** start Input rows **

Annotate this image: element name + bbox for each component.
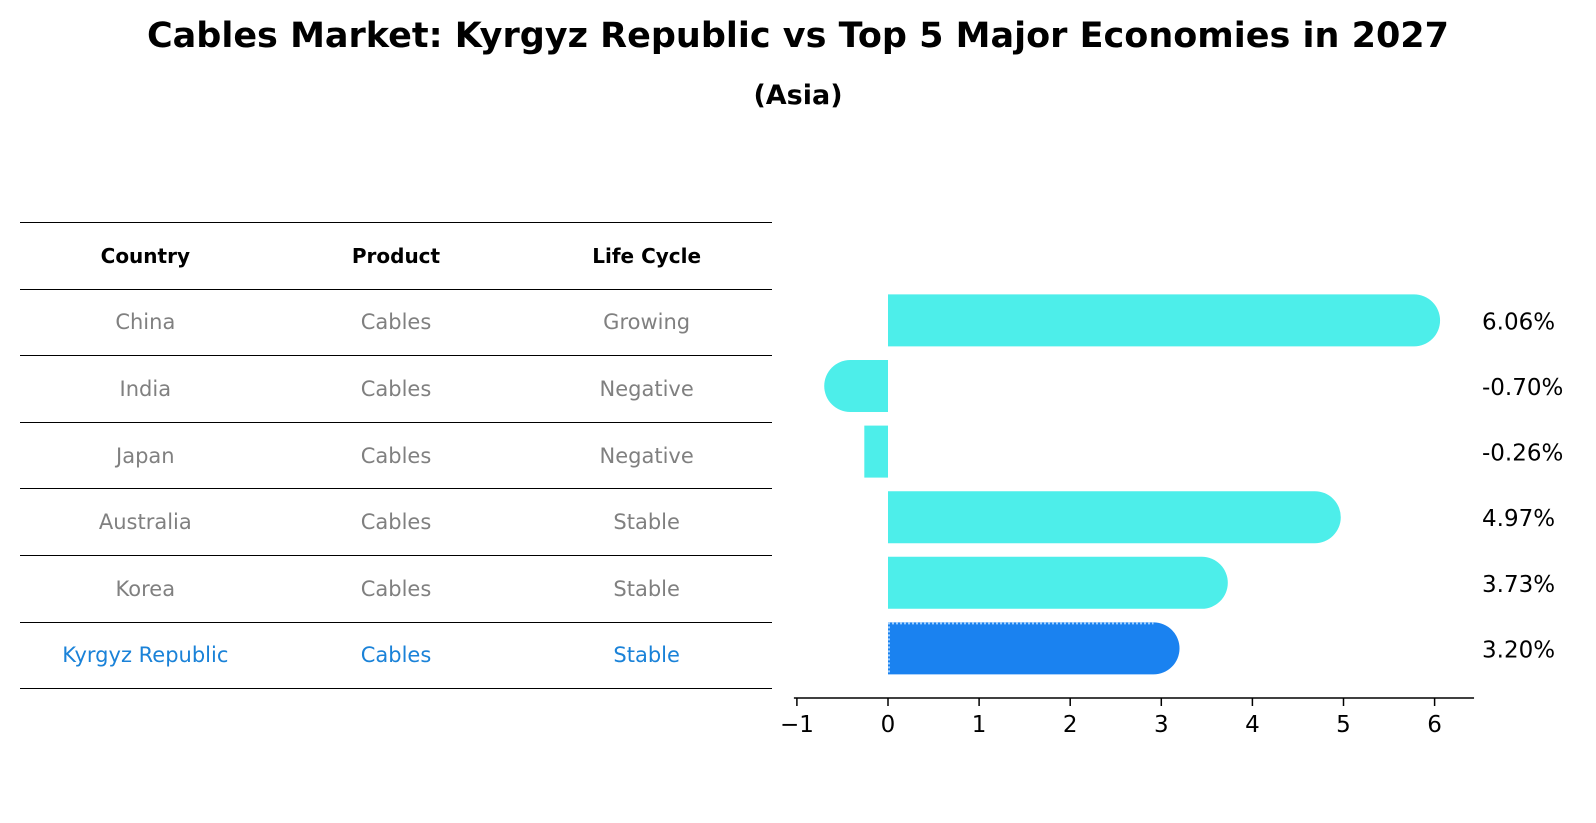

** end Input rows **
** start Input rows **

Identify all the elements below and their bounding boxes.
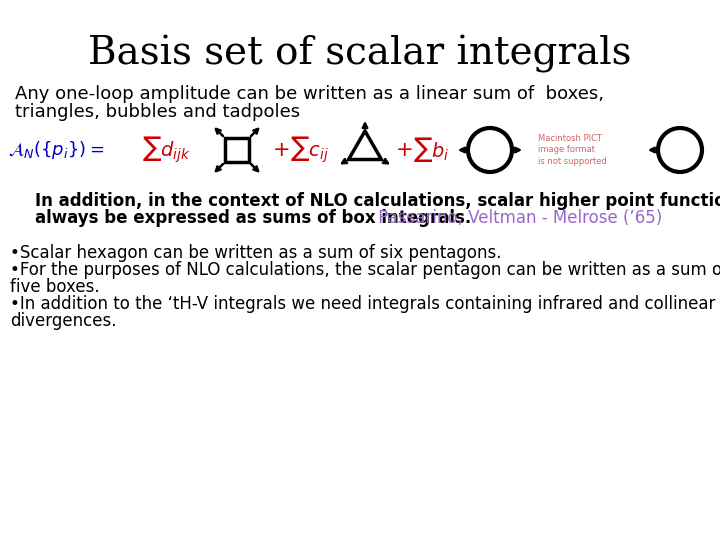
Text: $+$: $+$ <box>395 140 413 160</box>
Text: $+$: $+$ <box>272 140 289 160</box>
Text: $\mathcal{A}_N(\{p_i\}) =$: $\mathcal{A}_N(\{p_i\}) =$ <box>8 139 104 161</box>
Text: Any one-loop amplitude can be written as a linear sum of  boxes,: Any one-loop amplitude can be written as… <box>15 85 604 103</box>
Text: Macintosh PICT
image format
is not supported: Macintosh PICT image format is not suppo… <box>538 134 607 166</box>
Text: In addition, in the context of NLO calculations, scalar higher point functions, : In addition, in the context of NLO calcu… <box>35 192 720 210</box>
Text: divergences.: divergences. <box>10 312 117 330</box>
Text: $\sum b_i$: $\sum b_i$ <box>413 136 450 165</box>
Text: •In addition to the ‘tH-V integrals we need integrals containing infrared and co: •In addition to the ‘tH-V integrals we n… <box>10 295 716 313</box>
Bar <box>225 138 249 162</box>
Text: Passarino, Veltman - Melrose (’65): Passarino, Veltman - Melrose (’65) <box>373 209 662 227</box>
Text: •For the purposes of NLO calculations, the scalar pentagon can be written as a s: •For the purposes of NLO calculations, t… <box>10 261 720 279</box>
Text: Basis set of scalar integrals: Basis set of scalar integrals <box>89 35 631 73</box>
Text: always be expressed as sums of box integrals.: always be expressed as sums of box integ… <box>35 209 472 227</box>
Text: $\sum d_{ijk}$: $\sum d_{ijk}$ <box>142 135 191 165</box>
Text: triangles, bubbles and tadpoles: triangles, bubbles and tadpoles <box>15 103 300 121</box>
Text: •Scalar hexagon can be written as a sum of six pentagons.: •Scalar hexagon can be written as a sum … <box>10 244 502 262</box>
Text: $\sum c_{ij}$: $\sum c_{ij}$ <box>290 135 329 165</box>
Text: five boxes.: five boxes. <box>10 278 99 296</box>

** end Input rows **

## Short exercise
Copy the records line for line, starting at the line that contains "Identify all the" and stopping after the line that contains "Text: five boxes.: five". Leave the picture out of your copy.

## Answer for the task
Identify all the elements below and their bounding boxes.
Text: $+$: $+$ <box>395 140 413 160</box>
Text: $+$: $+$ <box>272 140 289 160</box>
Text: $\mathcal{A}_N(\{p_i\}) =$: $\mathcal{A}_N(\{p_i\}) =$ <box>8 139 104 161</box>
Text: Any one-loop amplitude can be written as a linear sum of  boxes,: Any one-loop amplitude can be written as… <box>15 85 604 103</box>
Text: Macintosh PICT
image format
is not supported: Macintosh PICT image format is not suppo… <box>538 134 607 166</box>
Text: In addition, in the context of NLO calculations, scalar higher point functions, : In addition, in the context of NLO calcu… <box>35 192 720 210</box>
Text: divergences.: divergences. <box>10 312 117 330</box>
Text: $\sum b_i$: $\sum b_i$ <box>413 136 450 165</box>
Text: •In addition to the ‘tH-V integrals we need integrals containing infrared and co: •In addition to the ‘tH-V integrals we n… <box>10 295 716 313</box>
Bar <box>225 138 249 162</box>
Text: Passarino, Veltman - Melrose (’65): Passarino, Veltman - Melrose (’65) <box>373 209 662 227</box>
Text: •For the purposes of NLO calculations, the scalar pentagon can be written as a s: •For the purposes of NLO calculations, t… <box>10 261 720 279</box>
Text: Basis set of scalar integrals: Basis set of scalar integrals <box>89 35 631 73</box>
Text: always be expressed as sums of box integrals.: always be expressed as sums of box integ… <box>35 209 472 227</box>
Text: $\sum d_{ijk}$: $\sum d_{ijk}$ <box>142 135 191 165</box>
Text: triangles, bubbles and tadpoles: triangles, bubbles and tadpoles <box>15 103 300 121</box>
Text: •Scalar hexagon can be written as a sum of six pentagons.: •Scalar hexagon can be written as a sum … <box>10 244 502 262</box>
Text: $\sum c_{ij}$: $\sum c_{ij}$ <box>290 135 329 165</box>
Text: five boxes.: five boxes. <box>10 278 99 296</box>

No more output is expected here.